[PROVIDED RECORDS]
----------

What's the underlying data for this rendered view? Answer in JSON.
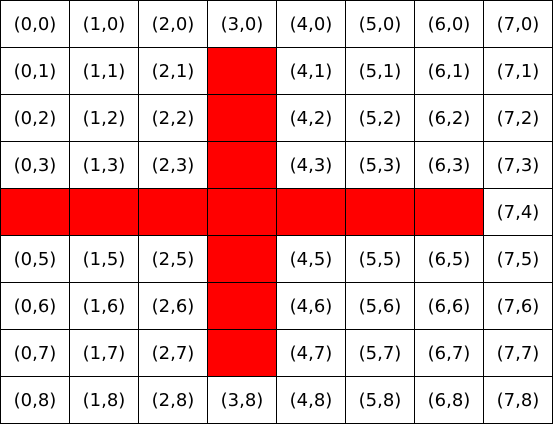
{
  "grid": {
    "columns": 8,
    "rows": 9,
    "colors": {
      "highlight": "#ff0000",
      "empty": "#ffffff",
      "border": "#000000",
      "text": "#000000"
    },
    "cells": [
      [
        "(0,0)",
        "(1,0)",
        "(2,0)",
        "(3,0)",
        "(4,0)",
        "(5,0)",
        "(6,0)",
        "(7,0)"
      ],
      [
        "(0,1)",
        "(1,1)",
        "(2,1)",
        "",
        "(4,1)",
        "(5,1)",
        "(6,1)",
        "(7,1)"
      ],
      [
        "(0,2)",
        "(1,2)",
        "(2,2)",
        "",
        "(4,2)",
        "(5,2)",
        "(6,2)",
        "(7,2)"
      ],
      [
        "(0,3)",
        "(1,3)",
        "(2,3)",
        "",
        "(4,3)",
        "(5,3)",
        "(6,3)",
        "(7,3)"
      ],
      [
        "",
        "",
        "",
        "",
        "",
        "",
        "",
        "(7,4)"
      ],
      [
        "(0,5)",
        "(1,5)",
        "(2,5)",
        "",
        "(4,5)",
        "(5,5)",
        "(6,5)",
        "(7,5)"
      ],
      [
        "(0,6)",
        "(1,6)",
        "(2,6)",
        "",
        "(4,6)",
        "(5,6)",
        "(6,6)",
        "(7,6)"
      ],
      [
        "(0,7)",
        "(1,7)",
        "(2,7)",
        "",
        "(4,7)",
        "(5,7)",
        "(6,7)",
        "(7,7)"
      ],
      [
        "(0,8)",
        "(1,8)",
        "(2,8)",
        "(3,8)",
        "(4,8)",
        "(5,8)",
        "(6,8)",
        "(7,8)"
      ]
    ],
    "highlighted": [
      [
        3,
        1
      ],
      [
        3,
        2
      ],
      [
        3,
        3
      ],
      [
        0,
        4
      ],
      [
        1,
        4
      ],
      [
        2,
        4
      ],
      [
        3,
        4
      ],
      [
        4,
        4
      ],
      [
        5,
        4
      ],
      [
        6,
        4
      ],
      [
        3,
        5
      ],
      [
        3,
        6
      ],
      [
        3,
        7
      ]
    ]
  }
}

----------

[STATED PROBLEM] Repeat the full listing above exactly, with no pictures in the copy.

[WRITTEN REPLY]
What's the underlying data for this rendered view? Answer in JSON.
{
  "grid": {
    "columns": 8,
    "rows": 9,
    "colors": {
      "highlight": "#ff0000",
      "empty": "#ffffff",
      "border": "#000000",
      "text": "#000000"
    },
    "cells": [
      [
        "(0,0)",
        "(1,0)",
        "(2,0)",
        "(3,0)",
        "(4,0)",
        "(5,0)",
        "(6,0)",
        "(7,0)"
      ],
      [
        "(0,1)",
        "(1,1)",
        "(2,1)",
        "",
        "(4,1)",
        "(5,1)",
        "(6,1)",
        "(7,1)"
      ],
      [
        "(0,2)",
        "(1,2)",
        "(2,2)",
        "",
        "(4,2)",
        "(5,2)",
        "(6,2)",
        "(7,2)"
      ],
      [
        "(0,3)",
        "(1,3)",
        "(2,3)",
        "",
        "(4,3)",
        "(5,3)",
        "(6,3)",
        "(7,3)"
      ],
      [
        "",
        "",
        "",
        "",
        "",
        "",
        "",
        "(7,4)"
      ],
      [
        "(0,5)",
        "(1,5)",
        "(2,5)",
        "",
        "(4,5)",
        "(5,5)",
        "(6,5)",
        "(7,5)"
      ],
      [
        "(0,6)",
        "(1,6)",
        "(2,6)",
        "",
        "(4,6)",
        "(5,6)",
        "(6,6)",
        "(7,6)"
      ],
      [
        "(0,7)",
        "(1,7)",
        "(2,7)",
        "",
        "(4,7)",
        "(5,7)",
        "(6,7)",
        "(7,7)"
      ],
      [
        "(0,8)",
        "(1,8)",
        "(2,8)",
        "(3,8)",
        "(4,8)",
        "(5,8)",
        "(6,8)",
        "(7,8)"
      ]
    ],
    "highlighted": [
      [
        3,
        1
      ],
      [
        3,
        2
      ],
      [
        3,
        3
      ],
      [
        0,
        4
      ],
      [
        1,
        4
      ],
      [
        2,
        4
      ],
      [
        3,
        4
      ],
      [
        4,
        4
      ],
      [
        5,
        4
      ],
      [
        6,
        4
      ],
      [
        3,
        5
      ],
      [
        3,
        6
      ],
      [
        3,
        7
      ]
    ]
  }
}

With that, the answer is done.